• _What to produce_:
Below, find each line holding "vert" and state how many there are, using the number alone.

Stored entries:
==================================================
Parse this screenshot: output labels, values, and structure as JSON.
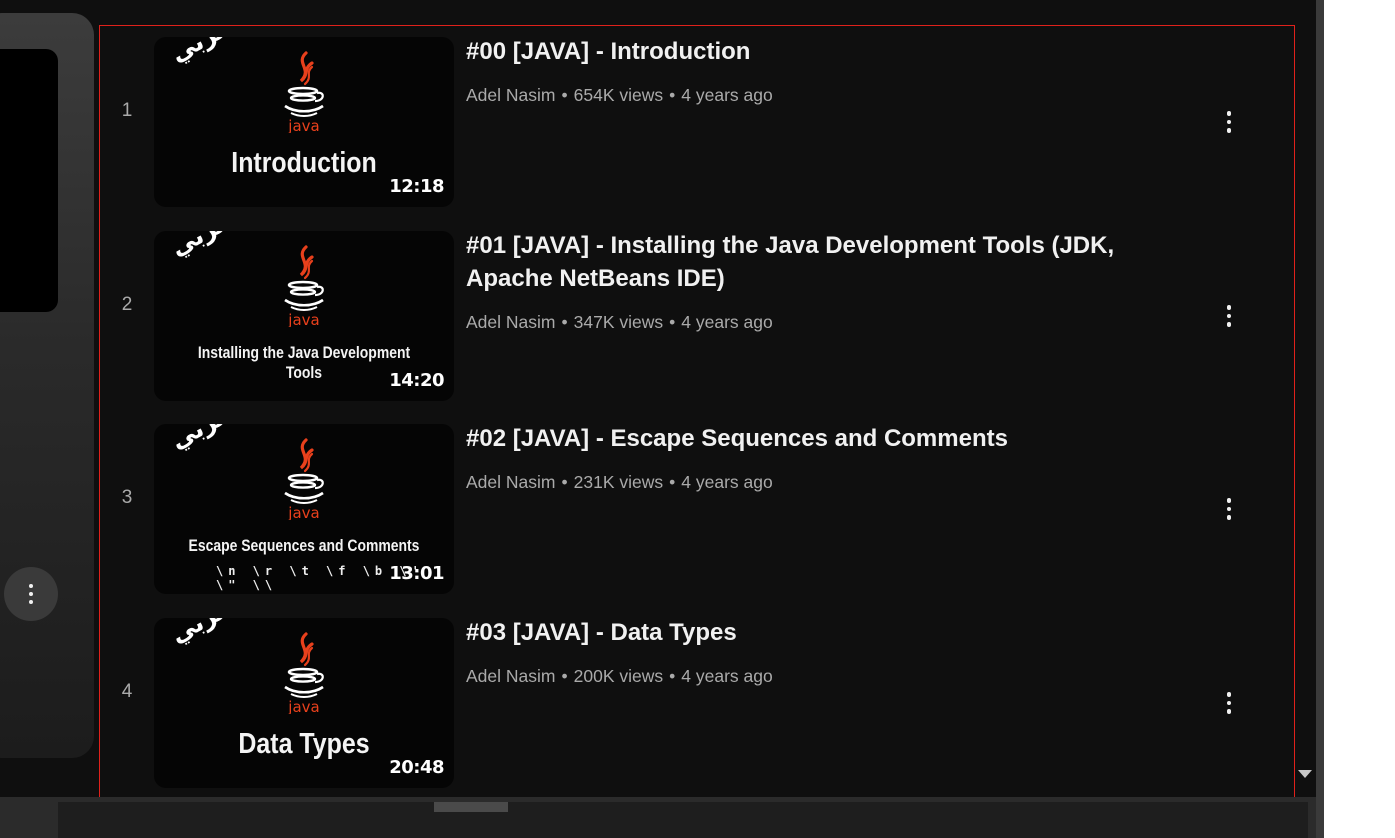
{
  "playlist": {
    "items": [
      {
        "index": "1",
        "title": "#00 [JAVA] - Introduction",
        "channel": "Adel Nasim",
        "views": "654K views",
        "age": "4 years ago",
        "duration": "12:18",
        "thumb_badge": "بالعربي",
        "thumb_logo_text": "java",
        "thumb_title": "Introduction"
      },
      {
        "index": "2",
        "title": "#01 [JAVA] - Installing the Java Development Tools (JDK, Apache NetBeans IDE)",
        "channel": "Adel Nasim",
        "views": "347K views",
        "age": "4 years ago",
        "duration": "14:20",
        "thumb_badge": "بالعربي",
        "thumb_logo_text": "java",
        "thumb_title": "Installing the Java Development Tools"
      },
      {
        "index": "3",
        "title": "#02 [JAVA] - Escape Sequences and Comments",
        "channel": "Adel Nasim",
        "views": "231K views",
        "age": "4 years ago",
        "duration": "13:01",
        "thumb_badge": "بالعربي",
        "thumb_logo_text": "java",
        "thumb_title": "Escape Sequences and Comments",
        "thumb_subtitle": "\\n \\r \\t \\f \\b \\' \\\" \\\\"
      },
      {
        "index": "4",
        "title": "#03 [JAVA] - Data Types",
        "channel": "Adel Nasim",
        "views": "200K views",
        "age": "4 years ago",
        "duration": "20:48",
        "thumb_badge": "بالعربي",
        "thumb_logo_text": "java",
        "thumb_title": "Data Types"
      }
    ]
  },
  "meta_separator": "•",
  "icons": {
    "row_menu": "more-vert-icon",
    "panel_menu": "more-vert-icon",
    "scroll": "caret-down-icon",
    "logo": "java-logo-icon"
  },
  "colors": {
    "background": "#0f0f0f",
    "title": "#f1f1f1",
    "meta": "#aaaaaa",
    "highlight_border": "#e0211b",
    "java_red": "#e8401c"
  }
}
==================================================
• _Completed task_:
2